**Task details:** Pick out the lines below that include the string "Pubertät".

**Material to process:**
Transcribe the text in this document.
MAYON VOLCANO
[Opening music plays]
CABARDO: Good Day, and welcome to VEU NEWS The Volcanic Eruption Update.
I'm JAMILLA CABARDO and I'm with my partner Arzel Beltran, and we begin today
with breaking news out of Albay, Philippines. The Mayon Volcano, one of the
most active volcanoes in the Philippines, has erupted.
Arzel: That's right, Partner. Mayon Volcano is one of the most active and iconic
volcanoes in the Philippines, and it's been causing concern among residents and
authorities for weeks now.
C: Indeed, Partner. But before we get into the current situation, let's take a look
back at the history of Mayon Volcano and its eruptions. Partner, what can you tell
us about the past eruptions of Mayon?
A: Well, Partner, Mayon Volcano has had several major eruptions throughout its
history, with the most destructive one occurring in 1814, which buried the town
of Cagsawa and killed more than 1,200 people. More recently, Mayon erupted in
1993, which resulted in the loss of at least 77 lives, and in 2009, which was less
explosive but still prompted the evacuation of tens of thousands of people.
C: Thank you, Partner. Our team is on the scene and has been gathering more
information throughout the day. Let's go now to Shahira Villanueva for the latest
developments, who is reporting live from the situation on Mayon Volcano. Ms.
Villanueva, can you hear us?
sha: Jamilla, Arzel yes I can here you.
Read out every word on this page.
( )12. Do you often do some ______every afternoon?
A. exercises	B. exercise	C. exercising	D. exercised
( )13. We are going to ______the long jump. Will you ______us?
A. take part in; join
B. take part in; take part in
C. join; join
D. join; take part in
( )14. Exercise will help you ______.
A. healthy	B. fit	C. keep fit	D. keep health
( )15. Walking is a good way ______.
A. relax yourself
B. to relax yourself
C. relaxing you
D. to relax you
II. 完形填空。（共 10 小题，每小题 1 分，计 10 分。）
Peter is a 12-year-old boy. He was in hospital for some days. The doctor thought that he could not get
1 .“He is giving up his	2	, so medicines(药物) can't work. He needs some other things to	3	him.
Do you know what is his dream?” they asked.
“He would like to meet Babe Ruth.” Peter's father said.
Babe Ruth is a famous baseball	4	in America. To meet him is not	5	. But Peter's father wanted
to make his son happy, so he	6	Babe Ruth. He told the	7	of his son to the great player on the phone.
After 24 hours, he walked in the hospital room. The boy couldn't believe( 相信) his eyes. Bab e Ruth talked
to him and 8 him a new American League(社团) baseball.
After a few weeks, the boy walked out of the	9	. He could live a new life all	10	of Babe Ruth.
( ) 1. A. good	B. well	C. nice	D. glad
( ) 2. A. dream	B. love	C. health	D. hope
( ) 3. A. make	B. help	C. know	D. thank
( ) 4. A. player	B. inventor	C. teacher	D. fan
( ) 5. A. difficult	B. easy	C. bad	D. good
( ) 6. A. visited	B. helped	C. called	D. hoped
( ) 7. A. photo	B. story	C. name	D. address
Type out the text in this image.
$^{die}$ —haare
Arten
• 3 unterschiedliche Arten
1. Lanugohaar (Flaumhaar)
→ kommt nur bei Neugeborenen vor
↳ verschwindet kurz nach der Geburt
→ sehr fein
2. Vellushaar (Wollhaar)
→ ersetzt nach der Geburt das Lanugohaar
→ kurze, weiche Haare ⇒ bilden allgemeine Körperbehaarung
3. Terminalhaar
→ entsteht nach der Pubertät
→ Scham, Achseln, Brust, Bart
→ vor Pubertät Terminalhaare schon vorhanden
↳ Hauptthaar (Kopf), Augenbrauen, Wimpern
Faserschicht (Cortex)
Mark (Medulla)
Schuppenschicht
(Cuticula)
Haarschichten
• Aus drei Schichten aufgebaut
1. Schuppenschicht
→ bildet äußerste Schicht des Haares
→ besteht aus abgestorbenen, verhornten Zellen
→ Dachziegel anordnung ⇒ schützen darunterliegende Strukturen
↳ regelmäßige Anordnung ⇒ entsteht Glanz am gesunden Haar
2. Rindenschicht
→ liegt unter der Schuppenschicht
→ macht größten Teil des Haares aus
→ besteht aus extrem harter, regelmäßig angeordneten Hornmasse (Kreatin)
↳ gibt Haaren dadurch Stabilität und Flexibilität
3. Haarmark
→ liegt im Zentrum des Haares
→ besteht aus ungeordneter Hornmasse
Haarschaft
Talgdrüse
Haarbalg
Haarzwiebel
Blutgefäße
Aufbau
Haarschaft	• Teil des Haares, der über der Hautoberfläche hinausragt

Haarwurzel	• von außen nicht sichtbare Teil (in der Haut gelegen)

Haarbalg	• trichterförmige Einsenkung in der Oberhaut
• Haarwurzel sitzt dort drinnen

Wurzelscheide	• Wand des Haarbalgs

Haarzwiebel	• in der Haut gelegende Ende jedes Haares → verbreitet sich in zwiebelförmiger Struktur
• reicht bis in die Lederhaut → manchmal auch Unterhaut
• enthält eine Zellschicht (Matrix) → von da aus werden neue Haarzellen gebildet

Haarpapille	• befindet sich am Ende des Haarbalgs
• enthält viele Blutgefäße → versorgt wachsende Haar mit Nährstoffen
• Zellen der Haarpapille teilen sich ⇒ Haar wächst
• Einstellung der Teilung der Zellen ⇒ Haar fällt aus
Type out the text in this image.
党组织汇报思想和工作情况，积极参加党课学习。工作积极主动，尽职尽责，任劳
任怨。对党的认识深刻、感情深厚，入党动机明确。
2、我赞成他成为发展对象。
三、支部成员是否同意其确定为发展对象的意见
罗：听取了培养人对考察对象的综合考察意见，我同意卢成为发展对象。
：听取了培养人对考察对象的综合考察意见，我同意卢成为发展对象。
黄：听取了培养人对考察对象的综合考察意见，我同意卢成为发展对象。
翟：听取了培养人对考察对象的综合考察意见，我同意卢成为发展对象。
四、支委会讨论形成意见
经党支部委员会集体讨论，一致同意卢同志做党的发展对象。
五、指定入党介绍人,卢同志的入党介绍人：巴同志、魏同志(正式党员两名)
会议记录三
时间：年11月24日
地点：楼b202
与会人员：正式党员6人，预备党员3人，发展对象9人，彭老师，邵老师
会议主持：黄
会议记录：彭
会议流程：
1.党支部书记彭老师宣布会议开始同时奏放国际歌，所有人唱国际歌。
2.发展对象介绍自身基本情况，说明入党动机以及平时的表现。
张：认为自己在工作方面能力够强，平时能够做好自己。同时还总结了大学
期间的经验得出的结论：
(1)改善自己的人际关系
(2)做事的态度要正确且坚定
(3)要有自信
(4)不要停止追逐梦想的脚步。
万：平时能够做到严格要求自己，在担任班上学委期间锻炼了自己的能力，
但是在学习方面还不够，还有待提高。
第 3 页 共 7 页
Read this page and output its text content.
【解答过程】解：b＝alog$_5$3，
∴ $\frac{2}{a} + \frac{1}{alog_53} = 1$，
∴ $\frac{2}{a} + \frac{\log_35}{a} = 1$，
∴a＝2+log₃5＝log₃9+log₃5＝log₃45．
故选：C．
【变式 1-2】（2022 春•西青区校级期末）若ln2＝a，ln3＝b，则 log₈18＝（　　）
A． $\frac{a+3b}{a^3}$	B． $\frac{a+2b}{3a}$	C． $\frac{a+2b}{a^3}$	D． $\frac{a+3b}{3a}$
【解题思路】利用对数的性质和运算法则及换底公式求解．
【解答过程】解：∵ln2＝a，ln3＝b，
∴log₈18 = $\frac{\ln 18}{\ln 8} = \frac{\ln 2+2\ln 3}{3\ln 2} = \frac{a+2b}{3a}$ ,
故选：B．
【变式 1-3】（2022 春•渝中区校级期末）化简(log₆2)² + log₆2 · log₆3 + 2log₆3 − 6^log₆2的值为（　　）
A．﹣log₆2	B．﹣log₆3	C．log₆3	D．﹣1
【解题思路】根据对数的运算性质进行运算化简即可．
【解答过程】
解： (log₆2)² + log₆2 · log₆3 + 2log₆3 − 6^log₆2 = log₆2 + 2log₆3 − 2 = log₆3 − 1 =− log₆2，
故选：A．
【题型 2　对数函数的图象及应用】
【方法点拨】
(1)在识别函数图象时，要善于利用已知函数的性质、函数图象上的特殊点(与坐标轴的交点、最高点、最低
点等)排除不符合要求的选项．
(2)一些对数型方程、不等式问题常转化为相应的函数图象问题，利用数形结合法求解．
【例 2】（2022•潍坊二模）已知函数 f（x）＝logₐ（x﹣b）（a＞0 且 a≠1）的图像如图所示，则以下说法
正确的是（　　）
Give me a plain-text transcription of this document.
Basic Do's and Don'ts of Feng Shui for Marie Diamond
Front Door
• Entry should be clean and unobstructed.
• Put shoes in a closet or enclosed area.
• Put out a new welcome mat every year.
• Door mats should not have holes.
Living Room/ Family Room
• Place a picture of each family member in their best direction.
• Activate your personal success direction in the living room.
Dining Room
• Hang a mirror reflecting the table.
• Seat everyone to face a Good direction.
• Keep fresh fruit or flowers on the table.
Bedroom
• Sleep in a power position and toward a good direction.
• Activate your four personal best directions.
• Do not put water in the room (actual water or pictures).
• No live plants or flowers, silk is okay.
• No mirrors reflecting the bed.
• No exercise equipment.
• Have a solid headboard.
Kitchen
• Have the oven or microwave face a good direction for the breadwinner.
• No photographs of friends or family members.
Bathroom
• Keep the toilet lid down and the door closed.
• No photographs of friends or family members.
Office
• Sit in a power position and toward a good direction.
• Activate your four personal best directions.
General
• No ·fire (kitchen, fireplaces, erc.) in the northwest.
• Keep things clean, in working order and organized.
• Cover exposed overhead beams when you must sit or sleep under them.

**Output for this task:**
→ entsteht nach der Pubertät
→ vor Pubertät Terminalhaare schon vorhanden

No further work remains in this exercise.